Objective —
Look through the material below. Copy each line that contains the string "здравоохранения".

Items —
──────

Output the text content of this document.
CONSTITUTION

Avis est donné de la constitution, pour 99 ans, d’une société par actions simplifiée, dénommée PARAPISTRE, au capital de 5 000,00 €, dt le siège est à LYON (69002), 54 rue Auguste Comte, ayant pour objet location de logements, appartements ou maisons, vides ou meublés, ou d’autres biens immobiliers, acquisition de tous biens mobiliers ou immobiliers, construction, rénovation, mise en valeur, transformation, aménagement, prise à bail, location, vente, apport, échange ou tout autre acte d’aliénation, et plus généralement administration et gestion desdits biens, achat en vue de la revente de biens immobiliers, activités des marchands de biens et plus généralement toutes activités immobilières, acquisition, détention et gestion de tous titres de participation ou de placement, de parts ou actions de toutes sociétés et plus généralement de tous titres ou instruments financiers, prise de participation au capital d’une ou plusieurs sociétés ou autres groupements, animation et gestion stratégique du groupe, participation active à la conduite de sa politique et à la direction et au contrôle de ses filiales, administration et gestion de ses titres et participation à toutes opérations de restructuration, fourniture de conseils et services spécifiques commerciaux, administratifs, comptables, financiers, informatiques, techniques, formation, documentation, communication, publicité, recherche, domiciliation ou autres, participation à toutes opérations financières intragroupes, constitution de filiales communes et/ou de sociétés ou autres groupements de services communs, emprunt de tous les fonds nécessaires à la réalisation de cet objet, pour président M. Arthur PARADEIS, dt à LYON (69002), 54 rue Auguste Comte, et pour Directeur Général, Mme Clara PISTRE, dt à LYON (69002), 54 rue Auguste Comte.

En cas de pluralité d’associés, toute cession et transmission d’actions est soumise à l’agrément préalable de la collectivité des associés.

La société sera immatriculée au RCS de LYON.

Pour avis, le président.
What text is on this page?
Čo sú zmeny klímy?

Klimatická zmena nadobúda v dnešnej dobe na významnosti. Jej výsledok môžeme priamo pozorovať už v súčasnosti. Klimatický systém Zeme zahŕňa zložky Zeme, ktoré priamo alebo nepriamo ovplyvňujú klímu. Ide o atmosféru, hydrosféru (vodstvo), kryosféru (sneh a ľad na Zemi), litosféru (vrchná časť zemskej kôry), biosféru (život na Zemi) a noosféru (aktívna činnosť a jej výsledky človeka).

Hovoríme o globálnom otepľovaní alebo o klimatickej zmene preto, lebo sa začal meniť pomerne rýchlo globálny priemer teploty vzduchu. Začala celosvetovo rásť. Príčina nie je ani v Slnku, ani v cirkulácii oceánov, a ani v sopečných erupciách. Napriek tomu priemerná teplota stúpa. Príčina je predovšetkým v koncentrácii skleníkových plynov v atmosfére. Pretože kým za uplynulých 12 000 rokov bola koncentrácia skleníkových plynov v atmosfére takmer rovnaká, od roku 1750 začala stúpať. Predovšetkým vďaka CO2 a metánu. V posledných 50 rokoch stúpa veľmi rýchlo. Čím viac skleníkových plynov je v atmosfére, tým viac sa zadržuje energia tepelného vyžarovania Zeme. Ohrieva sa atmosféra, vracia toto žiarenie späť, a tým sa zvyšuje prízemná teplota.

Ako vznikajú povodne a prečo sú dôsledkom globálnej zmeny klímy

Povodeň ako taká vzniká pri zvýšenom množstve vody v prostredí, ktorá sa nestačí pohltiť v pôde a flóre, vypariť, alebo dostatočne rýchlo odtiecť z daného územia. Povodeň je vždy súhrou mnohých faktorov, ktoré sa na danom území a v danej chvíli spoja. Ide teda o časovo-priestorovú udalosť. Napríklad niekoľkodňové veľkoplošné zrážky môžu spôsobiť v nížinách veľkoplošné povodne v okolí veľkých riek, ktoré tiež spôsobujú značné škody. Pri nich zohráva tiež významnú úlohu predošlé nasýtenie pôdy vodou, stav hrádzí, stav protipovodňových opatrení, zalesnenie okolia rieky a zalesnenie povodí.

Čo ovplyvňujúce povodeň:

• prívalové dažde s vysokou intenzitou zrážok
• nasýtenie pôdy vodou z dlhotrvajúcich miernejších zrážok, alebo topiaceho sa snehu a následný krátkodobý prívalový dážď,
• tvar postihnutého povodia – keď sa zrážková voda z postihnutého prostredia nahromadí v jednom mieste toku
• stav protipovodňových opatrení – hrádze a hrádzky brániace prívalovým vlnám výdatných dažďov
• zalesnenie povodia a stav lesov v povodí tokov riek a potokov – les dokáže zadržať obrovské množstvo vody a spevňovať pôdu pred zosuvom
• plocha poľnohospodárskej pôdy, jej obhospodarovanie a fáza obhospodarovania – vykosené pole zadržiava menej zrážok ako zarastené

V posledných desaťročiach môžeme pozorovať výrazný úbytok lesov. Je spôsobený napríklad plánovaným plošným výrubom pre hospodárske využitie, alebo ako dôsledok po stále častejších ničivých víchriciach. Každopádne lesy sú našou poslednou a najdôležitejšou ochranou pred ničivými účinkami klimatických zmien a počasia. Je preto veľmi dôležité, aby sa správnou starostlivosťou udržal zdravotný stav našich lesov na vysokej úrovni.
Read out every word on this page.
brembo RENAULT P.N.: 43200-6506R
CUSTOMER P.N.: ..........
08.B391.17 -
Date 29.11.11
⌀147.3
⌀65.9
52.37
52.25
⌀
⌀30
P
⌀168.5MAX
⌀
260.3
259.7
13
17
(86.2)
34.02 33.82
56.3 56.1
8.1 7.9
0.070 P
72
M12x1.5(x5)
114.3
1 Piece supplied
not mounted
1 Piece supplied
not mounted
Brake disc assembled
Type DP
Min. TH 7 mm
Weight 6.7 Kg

──────

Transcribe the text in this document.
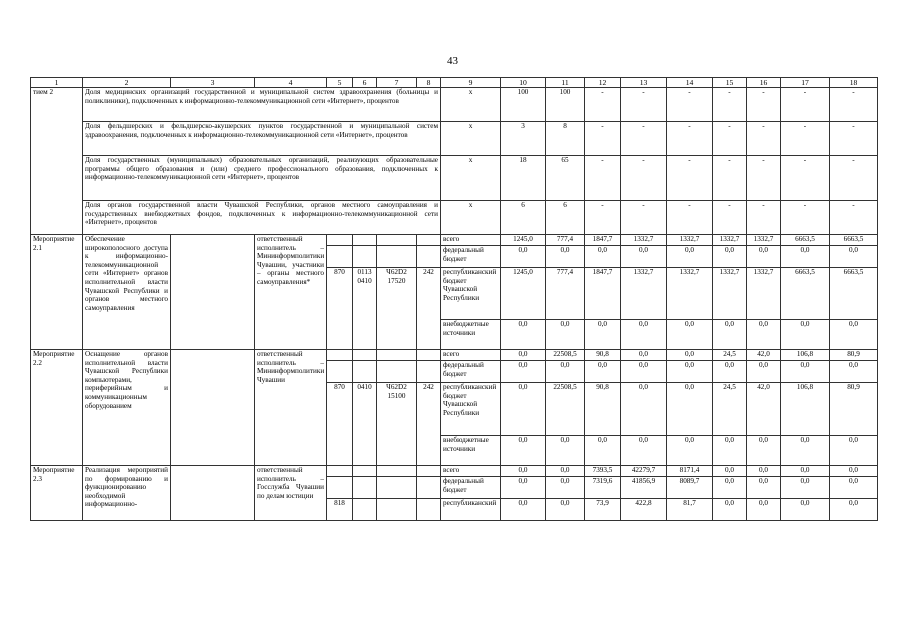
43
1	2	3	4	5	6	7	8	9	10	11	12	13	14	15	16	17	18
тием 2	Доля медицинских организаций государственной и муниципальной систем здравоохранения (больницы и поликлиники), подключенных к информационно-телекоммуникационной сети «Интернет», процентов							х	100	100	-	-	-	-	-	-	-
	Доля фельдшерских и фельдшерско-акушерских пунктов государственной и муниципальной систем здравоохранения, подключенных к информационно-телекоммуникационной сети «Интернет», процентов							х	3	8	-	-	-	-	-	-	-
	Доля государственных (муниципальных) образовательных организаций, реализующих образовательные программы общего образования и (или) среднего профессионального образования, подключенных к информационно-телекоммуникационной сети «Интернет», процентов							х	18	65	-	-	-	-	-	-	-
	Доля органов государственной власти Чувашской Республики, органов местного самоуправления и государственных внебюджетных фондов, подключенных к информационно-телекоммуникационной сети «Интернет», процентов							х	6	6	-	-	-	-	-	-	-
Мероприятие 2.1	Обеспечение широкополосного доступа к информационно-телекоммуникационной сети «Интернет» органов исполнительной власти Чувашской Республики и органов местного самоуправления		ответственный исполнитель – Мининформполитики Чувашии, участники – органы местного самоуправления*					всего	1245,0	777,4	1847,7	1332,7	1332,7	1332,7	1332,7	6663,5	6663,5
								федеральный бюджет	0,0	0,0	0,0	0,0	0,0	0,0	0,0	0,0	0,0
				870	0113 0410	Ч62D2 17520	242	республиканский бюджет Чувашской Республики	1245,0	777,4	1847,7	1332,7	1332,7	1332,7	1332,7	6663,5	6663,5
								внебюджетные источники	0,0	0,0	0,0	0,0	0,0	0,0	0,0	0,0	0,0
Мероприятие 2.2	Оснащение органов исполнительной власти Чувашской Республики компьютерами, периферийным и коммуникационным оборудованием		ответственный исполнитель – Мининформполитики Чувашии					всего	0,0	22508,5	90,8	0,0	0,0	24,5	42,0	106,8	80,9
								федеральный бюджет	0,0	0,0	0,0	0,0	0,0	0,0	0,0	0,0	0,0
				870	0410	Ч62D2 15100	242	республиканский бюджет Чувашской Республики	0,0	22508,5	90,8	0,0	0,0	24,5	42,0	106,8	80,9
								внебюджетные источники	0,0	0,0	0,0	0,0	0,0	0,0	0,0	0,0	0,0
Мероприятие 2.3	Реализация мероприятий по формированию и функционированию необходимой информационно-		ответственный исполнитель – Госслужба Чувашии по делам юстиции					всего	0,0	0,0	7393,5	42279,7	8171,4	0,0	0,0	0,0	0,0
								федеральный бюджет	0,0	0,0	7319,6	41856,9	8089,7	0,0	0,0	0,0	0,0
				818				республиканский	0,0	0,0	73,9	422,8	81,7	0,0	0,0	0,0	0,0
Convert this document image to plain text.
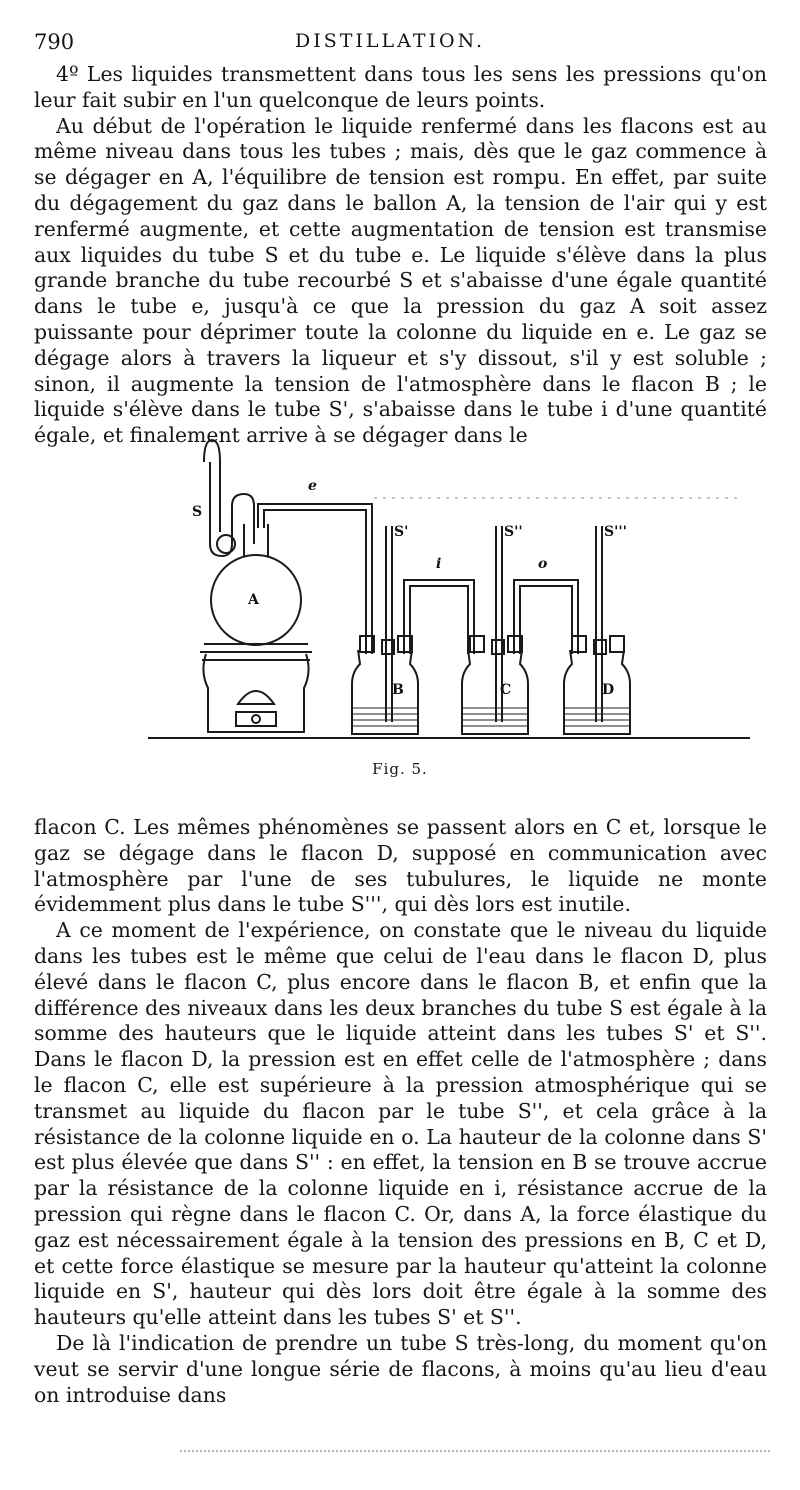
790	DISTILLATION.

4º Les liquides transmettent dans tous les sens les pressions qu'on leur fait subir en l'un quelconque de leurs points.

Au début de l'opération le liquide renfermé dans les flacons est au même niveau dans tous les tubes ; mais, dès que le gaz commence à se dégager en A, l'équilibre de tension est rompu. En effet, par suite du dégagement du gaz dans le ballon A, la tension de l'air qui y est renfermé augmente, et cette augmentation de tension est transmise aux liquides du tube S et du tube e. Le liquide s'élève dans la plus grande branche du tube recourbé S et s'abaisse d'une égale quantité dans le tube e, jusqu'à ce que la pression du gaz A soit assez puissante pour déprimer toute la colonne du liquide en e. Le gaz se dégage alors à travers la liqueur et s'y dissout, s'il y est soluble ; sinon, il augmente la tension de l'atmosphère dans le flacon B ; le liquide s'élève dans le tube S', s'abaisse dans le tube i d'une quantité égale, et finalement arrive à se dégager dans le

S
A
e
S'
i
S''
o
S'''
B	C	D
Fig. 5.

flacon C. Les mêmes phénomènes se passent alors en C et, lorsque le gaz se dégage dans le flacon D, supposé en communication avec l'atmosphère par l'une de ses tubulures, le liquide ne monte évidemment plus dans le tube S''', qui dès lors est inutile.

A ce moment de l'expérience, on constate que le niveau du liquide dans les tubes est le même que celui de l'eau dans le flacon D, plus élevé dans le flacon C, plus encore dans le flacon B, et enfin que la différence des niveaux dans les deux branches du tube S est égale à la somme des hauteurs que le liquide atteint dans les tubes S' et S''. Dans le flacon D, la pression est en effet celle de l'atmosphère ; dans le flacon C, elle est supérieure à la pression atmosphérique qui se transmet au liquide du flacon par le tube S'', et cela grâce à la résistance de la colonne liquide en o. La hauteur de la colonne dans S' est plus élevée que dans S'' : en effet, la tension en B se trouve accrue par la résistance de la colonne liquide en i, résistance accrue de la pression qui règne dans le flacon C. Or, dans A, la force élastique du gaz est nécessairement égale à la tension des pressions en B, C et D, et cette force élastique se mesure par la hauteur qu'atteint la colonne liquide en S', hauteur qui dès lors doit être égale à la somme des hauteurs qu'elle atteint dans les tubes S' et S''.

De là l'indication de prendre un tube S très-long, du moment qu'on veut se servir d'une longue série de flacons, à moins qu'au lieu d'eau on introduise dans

──────

Solution below —
тием 2	Доля медицинских организаций государственной и муниципальной систем здравоохранения (больницы и поликлиники), подключенных к информационно-телекоммуникационной сети «Интернет», процентов							х	100	100	-	-	-	-	-	-	-
	Доля фельдшерских и фельдшерско-акушерских пунктов государственной и муниципальной систем здравоохранения, подключенных к информационно-телекоммуникационной сети «Интернет», процентов							х	3	8	-	-	-	-	-	-	-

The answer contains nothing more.